Recorded data
▽

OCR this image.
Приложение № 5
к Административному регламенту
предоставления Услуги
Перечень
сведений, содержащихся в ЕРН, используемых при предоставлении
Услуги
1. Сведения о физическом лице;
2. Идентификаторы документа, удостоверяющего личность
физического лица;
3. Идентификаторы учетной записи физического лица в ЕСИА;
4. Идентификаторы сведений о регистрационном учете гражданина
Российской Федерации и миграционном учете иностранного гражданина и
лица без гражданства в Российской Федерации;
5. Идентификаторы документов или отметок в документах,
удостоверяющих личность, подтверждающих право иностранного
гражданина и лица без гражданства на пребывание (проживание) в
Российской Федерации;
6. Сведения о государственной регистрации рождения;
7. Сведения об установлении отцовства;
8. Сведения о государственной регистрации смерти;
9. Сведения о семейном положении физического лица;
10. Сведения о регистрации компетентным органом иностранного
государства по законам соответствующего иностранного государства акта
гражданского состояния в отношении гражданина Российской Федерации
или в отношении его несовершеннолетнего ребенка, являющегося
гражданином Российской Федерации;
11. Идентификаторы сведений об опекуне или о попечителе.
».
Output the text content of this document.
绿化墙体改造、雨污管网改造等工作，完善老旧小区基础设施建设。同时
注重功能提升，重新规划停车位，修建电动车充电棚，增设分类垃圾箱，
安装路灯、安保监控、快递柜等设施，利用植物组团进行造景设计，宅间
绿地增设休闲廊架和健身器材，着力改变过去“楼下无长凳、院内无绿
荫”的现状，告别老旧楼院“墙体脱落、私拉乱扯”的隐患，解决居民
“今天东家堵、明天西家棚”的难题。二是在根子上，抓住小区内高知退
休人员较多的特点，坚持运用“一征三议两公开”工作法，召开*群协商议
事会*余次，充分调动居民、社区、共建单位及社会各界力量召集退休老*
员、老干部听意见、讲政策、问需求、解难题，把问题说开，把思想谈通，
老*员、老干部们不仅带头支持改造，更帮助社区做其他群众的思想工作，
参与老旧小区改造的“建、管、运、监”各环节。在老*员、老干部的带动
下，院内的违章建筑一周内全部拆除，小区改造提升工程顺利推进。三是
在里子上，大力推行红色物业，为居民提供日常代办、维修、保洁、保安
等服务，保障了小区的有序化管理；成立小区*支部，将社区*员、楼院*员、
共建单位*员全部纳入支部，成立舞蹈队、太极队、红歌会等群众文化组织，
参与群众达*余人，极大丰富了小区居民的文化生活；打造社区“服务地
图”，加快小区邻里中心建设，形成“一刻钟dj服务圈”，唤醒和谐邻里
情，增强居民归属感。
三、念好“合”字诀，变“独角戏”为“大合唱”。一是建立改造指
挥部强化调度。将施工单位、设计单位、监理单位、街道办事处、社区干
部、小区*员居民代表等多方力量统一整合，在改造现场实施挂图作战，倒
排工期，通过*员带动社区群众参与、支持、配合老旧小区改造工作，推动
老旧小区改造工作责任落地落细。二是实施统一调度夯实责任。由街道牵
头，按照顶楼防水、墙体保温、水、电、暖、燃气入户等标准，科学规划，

△

**REQUIREMENT:**
Reproduce the entries above exactly.

**RESULT:**
OCR this image.
Приложение № 5
к Административному регламенту
предоставления Услуги
Перечень
сведений, содержащихся в ЕРН, используемых при предоставлении
Услуги
1. Сведения о физическом лице;
2. Идентификаторы документа, удостоверяющего личность
физического лица;
3. Идентификаторы учетной записи физического лица в ЕСИА;
4. Идентификаторы сведений о регистрационном учете гражданина
Российской Федерации и миграционном учете иностранного гражданина и
лица без гражданства в Российской Федерации;
5. Идентификаторы документов или отметок в документах,
удостоверяющих личность, подтверждающих право иностранного
гражданина и лица без гражданства на пребывание (проживание) в
Российской Федерации;
6. Сведения о государственной регистрации рождения;
7. Сведения об установлении отцовства;
8. Сведения о государственной регистрации смерти;
9. Сведения о семейном положении физического лица;
10. Сведения о регистрации компетентным органом иностранного
государства по законам соответствующего иностранного государства акта
гражданского состояния в отношении гражданина Российской Федерации
или в отношении его несовершеннолетнего ребенка, являющегося
гражданином Российской Федерации;
11. Идентификаторы сведений об опекуне или о попечителе.
».
Output the text content of this document.
绿化墙体改造、雨污管网改造等工作，完善老旧小区基础设施建设。同时
注重功能提升，重新规划停车位，修建电动车充电棚，增设分类垃圾箱，
安装路灯、安保监控、快递柜等设施，利用植物组团进行造景设计，宅间
绿地增设休闲廊架和健身器材，着力改变过去“楼下无长凳、院内无绿
荫”的现状，告别老旧楼院“墙体脱落、私拉乱扯”的隐患，解决居民
“今天东家堵、明天西家棚”的难题。二是在根子上，抓住小区内高知退
休人员较多的特点，坚持运用“一征三议两公开”工作法，召开*群协商议
事会*余次，充分调动居民、社区、共建单位及社会各界力量召集退休老*
员、老干部听意见、讲政策、问需求、解难题，把问题说开，把思想谈通，
老*员、老干部们不仅带头支持改造，更帮助社区做其他群众的思想工作，
参与老旧小区改造的“建、管、运、监”各环节。在老*员、老干部的带动
下，院内的违章建筑一周内全部拆除，小区改造提升工程顺利推进。三是
在里子上，大力推行红色物业，为居民提供日常代办、维修、保洁、保安
等服务，保障了小区的有序化管理；成立小区*支部，将社区*员、楼院*员、
共建单位*员全部纳入支部，成立舞蹈队、太极队、红歌会等群众文化组织，
参与群众达*余人，极大丰富了小区居民的文化生活；打造社区“服务地
图”，加快小区邻里中心建设，形成“一刻钟dj服务圈”，唤醒和谐邻里
情，增强居民归属感。
三、念好“合”字诀，变“独角戏”为“大合唱”。一是建立改造指
挥部强化调度。将施工单位、设计单位、监理单位、街道办事处、社区干
部、小区*员居民代表等多方力量统一整合，在改造现场实施挂图作战，倒
排工期，通过*员带动社区群众参与、支持、配合老旧小区改造工作，推动
老旧小区改造工作责任落地落细。二是实施统一调度夯实责任。由街道牵
头，按照顶楼防水、墙体保温、水、电、暖、燃气入户等标准，科学规划，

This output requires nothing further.